Direction
Images should be left out, and everything else in the listing reproduced exactly.

########################################

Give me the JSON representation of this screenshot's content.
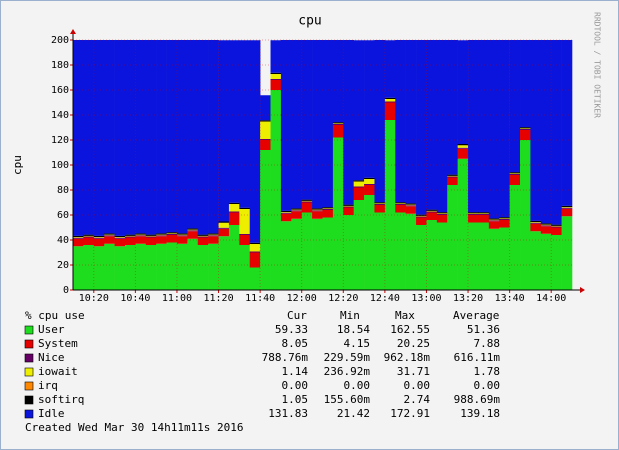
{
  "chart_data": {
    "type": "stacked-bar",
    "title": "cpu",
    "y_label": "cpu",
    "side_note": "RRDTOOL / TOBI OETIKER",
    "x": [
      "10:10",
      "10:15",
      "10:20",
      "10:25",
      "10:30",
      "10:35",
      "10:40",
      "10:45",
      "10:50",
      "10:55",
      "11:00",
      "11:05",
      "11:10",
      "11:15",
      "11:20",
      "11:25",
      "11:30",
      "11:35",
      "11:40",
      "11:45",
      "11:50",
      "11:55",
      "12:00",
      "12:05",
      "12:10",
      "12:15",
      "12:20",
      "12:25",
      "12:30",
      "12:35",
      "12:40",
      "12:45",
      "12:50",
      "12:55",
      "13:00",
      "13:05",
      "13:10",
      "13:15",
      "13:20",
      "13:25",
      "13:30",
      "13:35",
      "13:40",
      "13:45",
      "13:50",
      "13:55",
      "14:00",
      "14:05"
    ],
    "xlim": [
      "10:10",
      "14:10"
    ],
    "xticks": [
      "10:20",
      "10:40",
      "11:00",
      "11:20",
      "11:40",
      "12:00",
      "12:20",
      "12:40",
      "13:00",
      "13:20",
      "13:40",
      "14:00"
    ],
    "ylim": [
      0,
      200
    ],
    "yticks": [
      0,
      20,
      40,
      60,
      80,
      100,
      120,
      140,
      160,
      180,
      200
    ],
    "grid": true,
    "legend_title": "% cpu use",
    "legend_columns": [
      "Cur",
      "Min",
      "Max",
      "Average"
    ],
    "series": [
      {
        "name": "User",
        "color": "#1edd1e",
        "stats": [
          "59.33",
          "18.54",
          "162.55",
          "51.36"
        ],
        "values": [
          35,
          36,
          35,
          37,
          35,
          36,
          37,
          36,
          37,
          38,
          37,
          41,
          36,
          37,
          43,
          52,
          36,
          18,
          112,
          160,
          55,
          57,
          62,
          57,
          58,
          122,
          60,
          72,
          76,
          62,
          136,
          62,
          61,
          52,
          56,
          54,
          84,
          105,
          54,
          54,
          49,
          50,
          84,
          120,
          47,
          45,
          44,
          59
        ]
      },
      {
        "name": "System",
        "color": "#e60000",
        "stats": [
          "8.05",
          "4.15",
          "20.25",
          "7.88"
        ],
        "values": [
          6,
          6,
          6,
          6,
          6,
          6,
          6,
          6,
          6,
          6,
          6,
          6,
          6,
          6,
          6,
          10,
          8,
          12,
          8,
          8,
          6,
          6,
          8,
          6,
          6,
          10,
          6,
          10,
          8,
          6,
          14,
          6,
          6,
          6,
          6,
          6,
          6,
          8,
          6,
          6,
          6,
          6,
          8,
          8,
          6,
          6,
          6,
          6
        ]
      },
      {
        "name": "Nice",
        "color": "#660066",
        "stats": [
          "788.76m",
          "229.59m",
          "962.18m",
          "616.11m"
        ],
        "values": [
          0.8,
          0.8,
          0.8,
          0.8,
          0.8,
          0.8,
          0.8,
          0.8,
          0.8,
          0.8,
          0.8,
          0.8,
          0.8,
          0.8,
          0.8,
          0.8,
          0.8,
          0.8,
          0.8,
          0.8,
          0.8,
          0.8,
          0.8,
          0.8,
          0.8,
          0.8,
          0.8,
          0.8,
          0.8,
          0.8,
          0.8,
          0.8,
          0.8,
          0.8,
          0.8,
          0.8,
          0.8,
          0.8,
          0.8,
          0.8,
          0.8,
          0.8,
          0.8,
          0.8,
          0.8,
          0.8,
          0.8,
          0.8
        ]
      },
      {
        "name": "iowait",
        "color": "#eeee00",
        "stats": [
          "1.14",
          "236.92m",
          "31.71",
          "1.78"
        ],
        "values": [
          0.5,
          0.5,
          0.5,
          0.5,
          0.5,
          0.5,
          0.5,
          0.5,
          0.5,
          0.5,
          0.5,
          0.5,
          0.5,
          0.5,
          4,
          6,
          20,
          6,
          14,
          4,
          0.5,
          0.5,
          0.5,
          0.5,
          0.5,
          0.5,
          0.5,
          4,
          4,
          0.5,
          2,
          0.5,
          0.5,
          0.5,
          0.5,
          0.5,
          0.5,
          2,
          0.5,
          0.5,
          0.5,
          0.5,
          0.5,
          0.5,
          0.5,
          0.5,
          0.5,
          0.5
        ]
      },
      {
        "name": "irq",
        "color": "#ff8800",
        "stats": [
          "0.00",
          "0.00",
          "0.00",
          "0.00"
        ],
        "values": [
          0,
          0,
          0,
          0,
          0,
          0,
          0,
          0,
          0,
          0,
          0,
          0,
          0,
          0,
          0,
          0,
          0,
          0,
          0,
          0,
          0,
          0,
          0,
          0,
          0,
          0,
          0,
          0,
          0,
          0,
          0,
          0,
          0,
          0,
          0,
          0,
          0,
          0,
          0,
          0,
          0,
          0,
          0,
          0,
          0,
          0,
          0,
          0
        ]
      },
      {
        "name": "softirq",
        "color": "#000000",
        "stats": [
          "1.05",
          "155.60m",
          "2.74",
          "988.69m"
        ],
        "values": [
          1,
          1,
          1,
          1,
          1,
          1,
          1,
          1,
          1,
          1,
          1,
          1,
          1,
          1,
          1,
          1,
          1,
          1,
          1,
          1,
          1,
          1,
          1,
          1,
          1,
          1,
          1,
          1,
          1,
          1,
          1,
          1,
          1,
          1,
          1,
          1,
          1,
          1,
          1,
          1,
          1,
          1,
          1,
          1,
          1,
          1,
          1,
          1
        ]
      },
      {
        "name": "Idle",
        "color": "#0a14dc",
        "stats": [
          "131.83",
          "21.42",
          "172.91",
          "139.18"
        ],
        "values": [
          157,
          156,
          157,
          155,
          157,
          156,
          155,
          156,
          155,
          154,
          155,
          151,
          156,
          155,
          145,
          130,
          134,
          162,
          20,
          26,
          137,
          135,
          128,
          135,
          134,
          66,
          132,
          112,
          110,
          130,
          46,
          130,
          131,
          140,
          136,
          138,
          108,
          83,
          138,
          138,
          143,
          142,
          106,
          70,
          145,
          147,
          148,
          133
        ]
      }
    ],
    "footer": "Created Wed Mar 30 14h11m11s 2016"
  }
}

########################################

The output
Give me the JSON representation of this screenshot's content.
{
  "chart_data": {
    "type": "stacked-bar",
    "title": "cpu",
    "y_label": "cpu",
    "side_note": "RRDTOOL / TOBI OETIKER",
    "x": [
      "10:10",
      "10:15",
      "10:20",
      "10:25",
      "10:30",
      "10:35",
      "10:40",
      "10:45",
      "10:50",
      "10:55",
      "11:00",
      "11:05",
      "11:10",
      "11:15",
      "11:20",
      "11:25",
      "11:30",
      "11:35",
      "11:40",
      "11:45",
      "11:50",
      "11:55",
      "12:00",
      "12:05",
      "12:10",
      "12:15",
      "12:20",
      "12:25",
      "12:30",
      "12:35",
      "12:40",
      "12:45",
      "12:50",
      "12:55",
      "13:00",
      "13:05",
      "13:10",
      "13:15",
      "13:20",
      "13:25",
      "13:30",
      "13:35",
      "13:40",
      "13:45",
      "13:50",
      "13:55",
      "14:00",
      "14:05"
    ],
    "xlim": [
      "10:10",
      "14:10"
    ],
    "xticks": [
      "10:20",
      "10:40",
      "11:00",
      "11:20",
      "11:40",
      "12:00",
      "12:20",
      "12:40",
      "13:00",
      "13:20",
      "13:40",
      "14:00"
    ],
    "ylim": [
      0,
      200
    ],
    "yticks": [
      0,
      20,
      40,
      60,
      80,
      100,
      120,
      140,
      160,
      180,
      200
    ],
    "grid": true,
    "legend_title": "% cpu use",
    "legend_columns": [
      "Cur",
      "Min",
      "Max",
      "Average"
    ],
    "series": [
      {
        "name": "User",
        "color": "#1edd1e",
        "stats": [
          "59.33",
          "18.54",
          "162.55",
          "51.36"
        ],
        "values": [
          35,
          36,
          35,
          37,
          35,
          36,
          37,
          36,
          37,
          38,
          37,
          41,
          36,
          37,
          43,
          52,
          36,
          18,
          112,
          160,
          55,
          57,
          62,
          57,
          58,
          122,
          60,
          72,
          76,
          62,
          136,
          62,
          61,
          52,
          56,
          54,
          84,
          105,
          54,
          54,
          49,
          50,
          84,
          120,
          47,
          45,
          44,
          59
        ]
      },
      {
        "name": "System",
        "color": "#e60000",
        "stats": [
          "8.05",
          "4.15",
          "20.25",
          "7.88"
        ],
        "values": [
          6,
          6,
          6,
          6,
          6,
          6,
          6,
          6,
          6,
          6,
          6,
          6,
          6,
          6,
          6,
          10,
          8,
          12,
          8,
          8,
          6,
          6,
          8,
          6,
          6,
          10,
          6,
          10,
          8,
          6,
          14,
          6,
          6,
          6,
          6,
          6,
          6,
          8,
          6,
          6,
          6,
          6,
          8,
          8,
          6,
          6,
          6,
          6
        ]
      },
      {
        "name": "Nice",
        "color": "#660066",
        "stats": [
          "788.76m",
          "229.59m",
          "962.18m",
          "616.11m"
        ],
        "values": [
          0.8,
          0.8,
          0.8,
          0.8,
          0.8,
          0.8,
          0.8,
          0.8,
          0.8,
          0.8,
          0.8,
          0.8,
          0.8,
          0.8,
          0.8,
          0.8,
          0.8,
          0.8,
          0.8,
          0.8,
          0.8,
          0.8,
          0.8,
          0.8,
          0.8,
          0.8,
          0.8,
          0.8,
          0.8,
          0.8,
          0.8,
          0.8,
          0.8,
          0.8,
          0.8,
          0.8,
          0.8,
          0.8,
          0.8,
          0.8,
          0.8,
          0.8,
          0.8,
          0.8,
          0.8,
          0.8,
          0.8,
          0.8
        ]
      },
      {
        "name": "iowait",
        "color": "#eeee00",
        "stats": [
          "1.14",
          "236.92m",
          "31.71",
          "1.78"
        ],
        "values": [
          0.5,
          0.5,
          0.5,
          0.5,
          0.5,
          0.5,
          0.5,
          0.5,
          0.5,
          0.5,
          0.5,
          0.5,
          0.5,
          0.5,
          4,
          6,
          20,
          6,
          14,
          4,
          0.5,
          0.5,
          0.5,
          0.5,
          0.5,
          0.5,
          0.5,
          4,
          4,
          0.5,
          2,
          0.5,
          0.5,
          0.5,
          0.5,
          0.5,
          0.5,
          2,
          0.5,
          0.5,
          0.5,
          0.5,
          0.5,
          0.5,
          0.5,
          0.5,
          0.5,
          0.5
        ]
      },
      {
        "name": "irq",
        "color": "#ff8800",
        "stats": [
          "0.00",
          "0.00",
          "0.00",
          "0.00"
        ],
        "values": [
          0,
          0,
          0,
          0,
          0,
          0,
          0,
          0,
          0,
          0,
          0,
          0,
          0,
          0,
          0,
          0,
          0,
          0,
          0,
          0,
          0,
          0,
          0,
          0,
          0,
          0,
          0,
          0,
          0,
          0,
          0,
          0,
          0,
          0,
          0,
          0,
          0,
          0,
          0,
          0,
          0,
          0,
          0,
          0,
          0,
          0,
          0,
          0
        ]
      },
      {
        "name": "softirq",
        "color": "#000000",
        "stats": [
          "1.05",
          "155.60m",
          "2.74",
          "988.69m"
        ],
        "values": [
          1,
          1,
          1,
          1,
          1,
          1,
          1,
          1,
          1,
          1,
          1,
          1,
          1,
          1,
          1,
          1,
          1,
          1,
          1,
          1,
          1,
          1,
          1,
          1,
          1,
          1,
          1,
          1,
          1,
          1,
          1,
          1,
          1,
          1,
          1,
          1,
          1,
          1,
          1,
          1,
          1,
          1,
          1,
          1,
          1,
          1,
          1,
          1
        ]
      },
      {
        "name": "Idle",
        "color": "#0a14dc",
        "stats": [
          "131.83",
          "21.42",
          "172.91",
          "139.18"
        ],
        "values": [
          157,
          156,
          157,
          155,
          157,
          156,
          155,
          156,
          155,
          154,
          155,
          151,
          156,
          155,
          145,
          130,
          134,
          162,
          20,
          26,
          137,
          135,
          128,
          135,
          134,
          66,
          132,
          112,
          110,
          130,
          46,
          130,
          131,
          140,
          136,
          138,
          108,
          83,
          138,
          138,
          143,
          142,
          106,
          70,
          145,
          147,
          148,
          133
        ]
      }
    ],
    "footer": "Created Wed Mar 30 14h11m11s 2016"
  }
}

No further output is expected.